- [The exercise] Copy out the listing that follows, exact in every word, and skip the images.
________________
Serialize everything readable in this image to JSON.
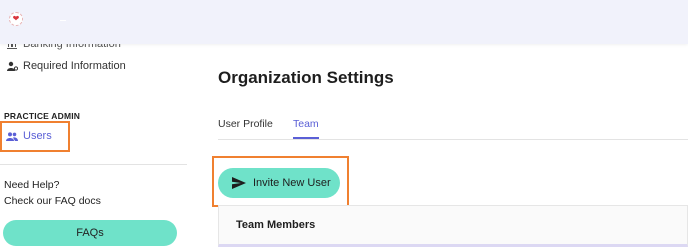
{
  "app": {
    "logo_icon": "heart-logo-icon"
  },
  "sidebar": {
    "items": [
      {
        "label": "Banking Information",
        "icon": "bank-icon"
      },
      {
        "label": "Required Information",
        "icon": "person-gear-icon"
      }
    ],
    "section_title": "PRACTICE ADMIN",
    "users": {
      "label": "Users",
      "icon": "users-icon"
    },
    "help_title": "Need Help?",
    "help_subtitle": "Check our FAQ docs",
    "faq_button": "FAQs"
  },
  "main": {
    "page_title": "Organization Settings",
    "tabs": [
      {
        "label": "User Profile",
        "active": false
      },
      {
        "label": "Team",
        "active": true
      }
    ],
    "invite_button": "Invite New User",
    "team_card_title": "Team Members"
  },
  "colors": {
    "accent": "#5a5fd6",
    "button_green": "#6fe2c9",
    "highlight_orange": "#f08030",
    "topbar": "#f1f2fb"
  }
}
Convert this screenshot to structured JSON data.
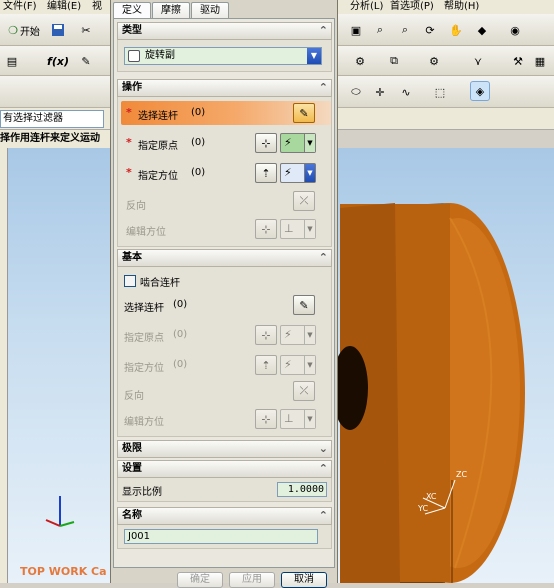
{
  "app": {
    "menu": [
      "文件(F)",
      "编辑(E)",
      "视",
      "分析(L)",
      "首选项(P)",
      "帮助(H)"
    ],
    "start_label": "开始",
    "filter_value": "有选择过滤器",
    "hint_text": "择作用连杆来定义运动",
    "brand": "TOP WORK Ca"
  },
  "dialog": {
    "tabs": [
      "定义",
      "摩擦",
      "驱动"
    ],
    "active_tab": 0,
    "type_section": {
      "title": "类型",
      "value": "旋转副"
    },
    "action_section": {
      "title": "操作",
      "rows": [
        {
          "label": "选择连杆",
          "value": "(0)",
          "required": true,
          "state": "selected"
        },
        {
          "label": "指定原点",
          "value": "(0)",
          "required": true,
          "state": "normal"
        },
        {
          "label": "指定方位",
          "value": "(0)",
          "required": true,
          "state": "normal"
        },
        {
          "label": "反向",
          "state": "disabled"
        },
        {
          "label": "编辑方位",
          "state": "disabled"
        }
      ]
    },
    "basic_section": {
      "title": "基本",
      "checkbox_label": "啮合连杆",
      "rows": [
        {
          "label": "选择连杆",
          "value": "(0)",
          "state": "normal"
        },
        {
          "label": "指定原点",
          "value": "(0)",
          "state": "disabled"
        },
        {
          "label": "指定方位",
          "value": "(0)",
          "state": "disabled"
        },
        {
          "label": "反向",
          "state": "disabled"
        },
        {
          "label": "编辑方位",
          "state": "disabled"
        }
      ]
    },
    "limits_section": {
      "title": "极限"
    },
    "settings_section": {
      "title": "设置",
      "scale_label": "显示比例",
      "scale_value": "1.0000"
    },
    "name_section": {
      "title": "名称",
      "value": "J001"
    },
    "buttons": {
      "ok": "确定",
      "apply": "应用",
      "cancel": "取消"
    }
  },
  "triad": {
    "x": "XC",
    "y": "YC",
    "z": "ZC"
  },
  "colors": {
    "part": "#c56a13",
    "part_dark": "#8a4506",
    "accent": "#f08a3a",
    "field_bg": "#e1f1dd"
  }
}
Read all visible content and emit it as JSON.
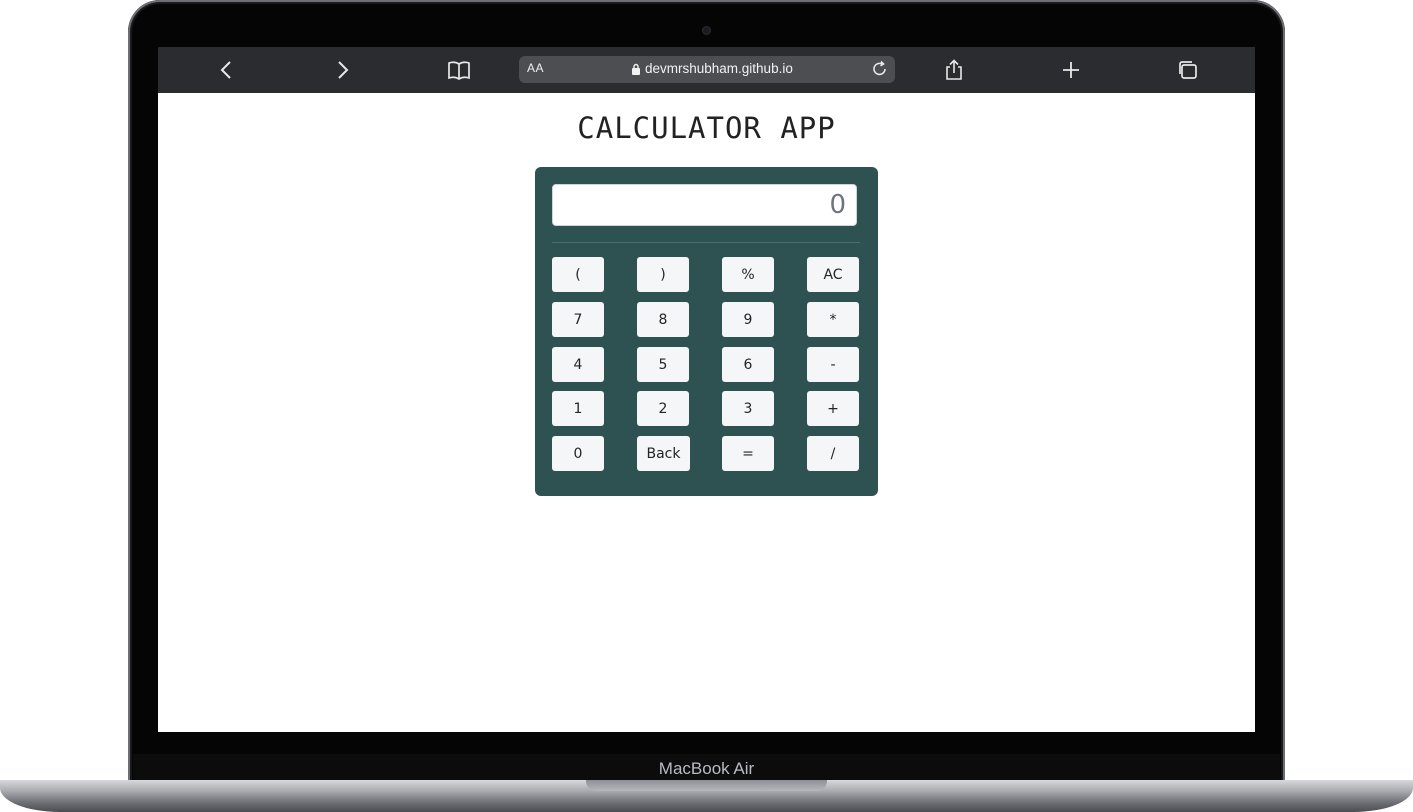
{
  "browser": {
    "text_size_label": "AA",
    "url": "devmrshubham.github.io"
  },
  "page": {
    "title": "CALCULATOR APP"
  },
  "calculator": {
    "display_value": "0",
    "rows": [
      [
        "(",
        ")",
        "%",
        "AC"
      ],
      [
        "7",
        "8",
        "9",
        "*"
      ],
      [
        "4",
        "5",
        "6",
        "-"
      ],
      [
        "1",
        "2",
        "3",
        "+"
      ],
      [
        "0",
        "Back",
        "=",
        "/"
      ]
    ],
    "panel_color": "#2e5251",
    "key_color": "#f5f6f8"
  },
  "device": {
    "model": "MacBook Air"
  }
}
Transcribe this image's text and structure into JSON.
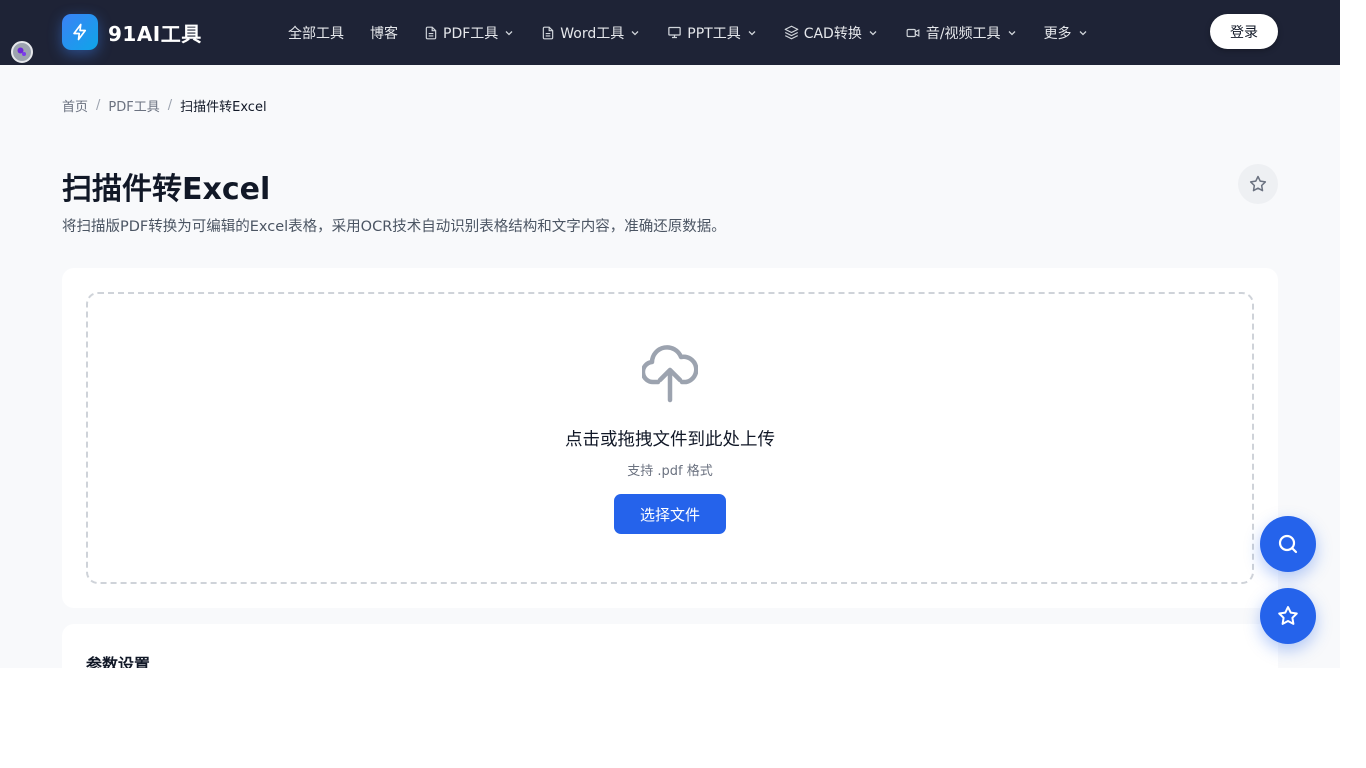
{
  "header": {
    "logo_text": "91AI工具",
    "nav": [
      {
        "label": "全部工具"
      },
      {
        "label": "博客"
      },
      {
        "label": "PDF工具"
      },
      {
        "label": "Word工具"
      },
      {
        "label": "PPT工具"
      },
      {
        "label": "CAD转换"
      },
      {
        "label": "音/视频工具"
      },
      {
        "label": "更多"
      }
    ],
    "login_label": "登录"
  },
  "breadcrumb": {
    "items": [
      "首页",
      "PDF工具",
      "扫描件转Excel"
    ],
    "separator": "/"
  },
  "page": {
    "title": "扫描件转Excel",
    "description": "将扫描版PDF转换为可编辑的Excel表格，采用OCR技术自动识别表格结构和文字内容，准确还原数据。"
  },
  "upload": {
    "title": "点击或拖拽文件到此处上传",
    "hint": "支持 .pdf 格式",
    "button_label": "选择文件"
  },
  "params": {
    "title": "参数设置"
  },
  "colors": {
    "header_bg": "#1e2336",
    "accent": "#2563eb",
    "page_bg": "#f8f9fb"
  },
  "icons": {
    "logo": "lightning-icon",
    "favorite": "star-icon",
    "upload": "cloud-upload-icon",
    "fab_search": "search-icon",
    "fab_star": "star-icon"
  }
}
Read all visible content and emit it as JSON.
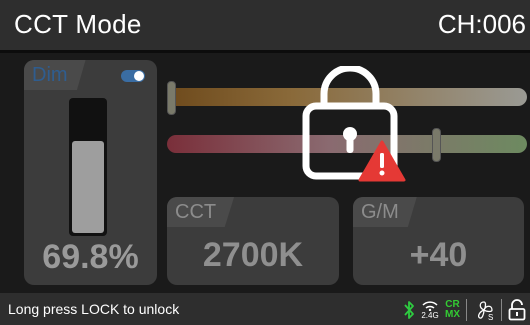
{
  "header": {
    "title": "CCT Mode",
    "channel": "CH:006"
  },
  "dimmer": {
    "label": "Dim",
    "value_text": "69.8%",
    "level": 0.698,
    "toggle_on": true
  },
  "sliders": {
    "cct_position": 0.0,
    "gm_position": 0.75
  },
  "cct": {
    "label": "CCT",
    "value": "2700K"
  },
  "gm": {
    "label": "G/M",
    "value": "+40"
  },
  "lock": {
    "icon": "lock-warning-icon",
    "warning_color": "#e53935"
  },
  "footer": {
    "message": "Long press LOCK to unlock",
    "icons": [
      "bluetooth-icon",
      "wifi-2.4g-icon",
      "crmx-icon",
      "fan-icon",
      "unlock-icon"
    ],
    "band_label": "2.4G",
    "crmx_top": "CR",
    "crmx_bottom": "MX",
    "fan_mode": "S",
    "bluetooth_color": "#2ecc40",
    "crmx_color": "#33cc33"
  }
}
________________
- [Finished exercise]
Serialize everything readable in this image to JSON.
{
  "app": {
    "logo_icon": "heart-logo-icon"
  },
  "sidebar": {
    "items": [
      {
        "label": "Banking Information",
        "icon": "bank-icon"
      },
      {
        "label": "Required Information",
        "icon": "person-gear-icon"
      }
    ],
    "section_title": "PRACTICE ADMIN",
    "users": {
      "label": "Users",
      "icon": "users-icon"
    },
    "help_title": "Need Help?",
    "help_subtitle": "Check our FAQ docs",
    "faq_button": "FAQs"
  },
  "main": {
    "page_title": "Organization Settings",
    "tabs": [
      {
        "label": "User Profile",
        "active": false
      },
      {
        "label": "Team",
        "active": true
      }
    ],
    "invite_button": "Invite New User",
    "team_card_title": "Team Members"
  },
  "colors": {
    "accent": "#5a5fd6",
    "button_green": "#6fe2c9",
    "highlight_orange": "#f08030",
    "topbar": "#f1f2fb"
  }
}
Convert this screenshot to structured JSON data.
{
  "app": {
    "menu": [
      "文件(F)",
      "编辑(E)",
      "视",
      "分析(L)",
      "首选项(P)",
      "帮助(H)"
    ],
    "start_label": "开始",
    "filter_value": "有选择过滤器",
    "hint_text": "择作用连杆来定义运动",
    "brand": "TOP WORK Ca"
  },
  "dialog": {
    "tabs": [
      "定义",
      "摩擦",
      "驱动"
    ],
    "active_tab": 0,
    "type_section": {
      "title": "类型",
      "value": "旋转副"
    },
    "action_section": {
      "title": "操作",
      "rows": [
        {
          "label": "选择连杆",
          "value": "(0)",
          "required": true,
          "state": "selected"
        },
        {
          "label": "指定原点",
          "value": "(0)",
          "required": true,
          "state": "normal"
        },
        {
          "label": "指定方位",
          "value": "(0)",
          "required": true,
          "state": "normal"
        },
        {
          "label": "反向",
          "state": "disabled"
        },
        {
          "label": "编辑方位",
          "state": "disabled"
        }
      ]
    },
    "basic_section": {
      "title": "基本",
      "checkbox_label": "啮合连杆",
      "rows": [
        {
          "label": "选择连杆",
          "value": "(0)",
          "state": "normal"
        },
        {
          "label": "指定原点",
          "value": "(0)",
          "state": "disabled"
        },
        {
          "label": "指定方位",
          "value": "(0)",
          "state": "disabled"
        },
        {
          "label": "反向",
          "state": "disabled"
        },
        {
          "label": "编辑方位",
          "state": "disabled"
        }
      ]
    },
    "limits_section": {
      "title": "极限"
    },
    "settings_section": {
      "title": "设置",
      "scale_label": "显示比例",
      "scale_value": "1.0000"
    },
    "name_section": {
      "title": "名称",
      "value": "J001"
    },
    "buttons": {
      "ok": "确定",
      "apply": "应用",
      "cancel": "取消"
    }
  },
  "triad": {
    "x": "XC",
    "y": "YC",
    "z": "ZC"
  },
  "colors": {
    "part": "#c56a13",
    "part_dark": "#8a4506",
    "accent": "#f08a3a",
    "field_bg": "#e1f1dd"
  }
}
Read all visible content and emit it as JSON.
{
  "browser": {
    "text_size_label": "AA",
    "url": "devmrshubham.github.io"
  },
  "page": {
    "title": "CALCULATOR APP"
  },
  "calculator": {
    "display_value": "0",
    "rows": [
      [
        "(",
        ")",
        "%",
        "AC"
      ],
      [
        "7",
        "8",
        "9",
        "*"
      ],
      [
        "4",
        "5",
        "6",
        "-"
      ],
      [
        "1",
        "2",
        "3",
        "+"
      ],
      [
        "0",
        "Back",
        "=",
        "/"
      ]
    ],
    "panel_color": "#2e5251",
    "key_color": "#f5f6f8"
  },
  "device": {
    "model": "MacBook Air"
  }
}
Transcribe this image's text and structure into JSON.
{
  "header": {
    "logo_text": "91AI工具",
    "nav": [
      {
        "label": "全部工具"
      },
      {
        "label": "博客"
      },
      {
        "label": "PDF工具"
      },
      {
        "label": "Word工具"
      },
      {
        "label": "PPT工具"
      },
      {
        "label": "CAD转换"
      },
      {
        "label": "音/视频工具"
      },
      {
        "label": "更多"
      }
    ],
    "login_label": "登录"
  },
  "breadcrumb": {
    "items": [
      "首页",
      "PDF工具",
      "扫描件转Excel"
    ],
    "separator": "/"
  },
  "page": {
    "title": "扫描件转Excel",
    "description": "将扫描版PDF转换为可编辑的Excel表格，采用OCR技术自动识别表格结构和文字内容，准确还原数据。"
  },
  "upload": {
    "title": "点击或拖拽文件到此处上传",
    "hint": "支持 .pdf 格式",
    "button_label": "选择文件"
  },
  "params": {
    "title": "参数设置"
  },
  "colors": {
    "header_bg": "#1e2336",
    "accent": "#2563eb",
    "page_bg": "#f8f9fb"
  },
  "icons": {
    "logo": "lightning-icon",
    "favorite": "star-icon",
    "upload": "cloud-upload-icon",
    "fab_search": "search-icon",
    "fab_star": "star-icon"
  }
}
Read all visible content and emit it as JSON.
{
  "header": {
    "title": "CCT Mode",
    "channel": "CH:006"
  },
  "dimmer": {
    "label": "Dim",
    "value_text": "69.8%",
    "level": 0.698,
    "toggle_on": true
  },
  "sliders": {
    "cct_position": 0.0,
    "gm_position": 0.75
  },
  "cct": {
    "label": "CCT",
    "value": "2700K"
  },
  "gm": {
    "label": "G/M",
    "value": "+40"
  },
  "lock": {
    "icon": "lock-warning-icon",
    "warning_color": "#e53935"
  },
  "footer": {
    "message": "Long press LOCK to unlock",
    "icons": [
      "bluetooth-icon",
      "wifi-2.4g-icon",
      "crmx-icon",
      "fan-icon",
      "unlock-icon"
    ],
    "band_label": "2.4G",
    "crmx_top": "CR",
    "crmx_bottom": "MX",
    "fan_mode": "S",
    "bluetooth_color": "#2ecc40",
    "crmx_color": "#33cc33"
  }
}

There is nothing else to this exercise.